> **The input**

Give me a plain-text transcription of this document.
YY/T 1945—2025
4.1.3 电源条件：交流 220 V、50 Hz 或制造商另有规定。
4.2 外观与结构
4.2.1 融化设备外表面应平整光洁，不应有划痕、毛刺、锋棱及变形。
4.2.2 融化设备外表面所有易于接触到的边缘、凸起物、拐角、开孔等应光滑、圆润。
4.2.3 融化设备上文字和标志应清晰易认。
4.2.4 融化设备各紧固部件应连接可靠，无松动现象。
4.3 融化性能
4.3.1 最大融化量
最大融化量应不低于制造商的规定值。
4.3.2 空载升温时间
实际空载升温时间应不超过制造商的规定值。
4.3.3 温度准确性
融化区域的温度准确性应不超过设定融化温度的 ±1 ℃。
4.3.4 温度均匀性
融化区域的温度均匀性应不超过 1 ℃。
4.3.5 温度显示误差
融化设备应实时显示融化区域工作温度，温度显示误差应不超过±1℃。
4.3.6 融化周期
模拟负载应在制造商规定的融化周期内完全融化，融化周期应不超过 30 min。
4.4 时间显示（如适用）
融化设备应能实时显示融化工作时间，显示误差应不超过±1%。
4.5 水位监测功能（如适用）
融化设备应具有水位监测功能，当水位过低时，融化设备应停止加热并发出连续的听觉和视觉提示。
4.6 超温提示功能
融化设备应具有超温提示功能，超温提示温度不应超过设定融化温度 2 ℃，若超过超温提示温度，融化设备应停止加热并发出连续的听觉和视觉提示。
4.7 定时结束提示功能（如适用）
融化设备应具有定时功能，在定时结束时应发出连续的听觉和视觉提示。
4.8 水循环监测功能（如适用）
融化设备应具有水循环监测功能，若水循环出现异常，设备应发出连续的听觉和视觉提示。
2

* * *

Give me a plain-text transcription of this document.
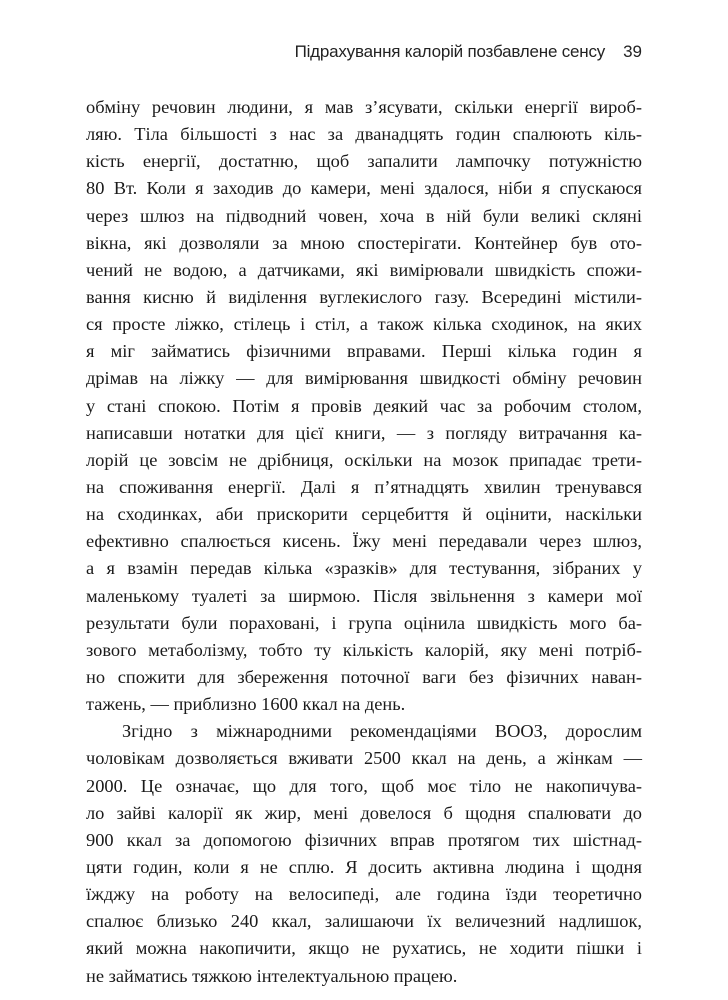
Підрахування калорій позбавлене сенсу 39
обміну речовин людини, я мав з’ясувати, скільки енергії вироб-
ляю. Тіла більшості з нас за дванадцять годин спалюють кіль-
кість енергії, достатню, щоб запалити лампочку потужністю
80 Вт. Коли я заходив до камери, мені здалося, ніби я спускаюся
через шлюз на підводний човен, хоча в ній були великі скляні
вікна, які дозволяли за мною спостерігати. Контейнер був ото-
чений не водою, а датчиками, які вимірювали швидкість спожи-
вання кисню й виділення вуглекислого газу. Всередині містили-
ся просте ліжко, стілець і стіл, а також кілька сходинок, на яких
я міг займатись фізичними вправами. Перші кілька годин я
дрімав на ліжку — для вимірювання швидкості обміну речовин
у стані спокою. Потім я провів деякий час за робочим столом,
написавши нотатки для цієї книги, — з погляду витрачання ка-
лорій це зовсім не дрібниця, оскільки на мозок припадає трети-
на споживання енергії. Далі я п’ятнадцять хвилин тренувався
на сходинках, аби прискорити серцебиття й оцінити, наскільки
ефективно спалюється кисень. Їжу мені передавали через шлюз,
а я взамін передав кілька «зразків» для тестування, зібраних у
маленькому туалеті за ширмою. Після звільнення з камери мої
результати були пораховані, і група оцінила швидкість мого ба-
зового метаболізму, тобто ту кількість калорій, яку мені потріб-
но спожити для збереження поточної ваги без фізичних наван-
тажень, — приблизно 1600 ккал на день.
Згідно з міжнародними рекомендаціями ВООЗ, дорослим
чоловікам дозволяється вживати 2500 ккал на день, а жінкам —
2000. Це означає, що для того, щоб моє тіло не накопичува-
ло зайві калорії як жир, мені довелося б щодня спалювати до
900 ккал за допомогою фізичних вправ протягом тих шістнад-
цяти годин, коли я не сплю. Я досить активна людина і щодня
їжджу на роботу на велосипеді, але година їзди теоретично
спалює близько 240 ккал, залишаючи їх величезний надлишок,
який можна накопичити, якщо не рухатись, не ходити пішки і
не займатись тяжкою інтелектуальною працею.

> **Directions for this task**
In the listing, find every line containing the word "кілька" and list it.

> **Solution**
ся просте ліжко, стілець і стіл, а також кілька сходинок, на яких
я міг займатись фізичними вправами. Перші кілька годин я
а я взамін передав кілька «зразків» для тестування, зібраних у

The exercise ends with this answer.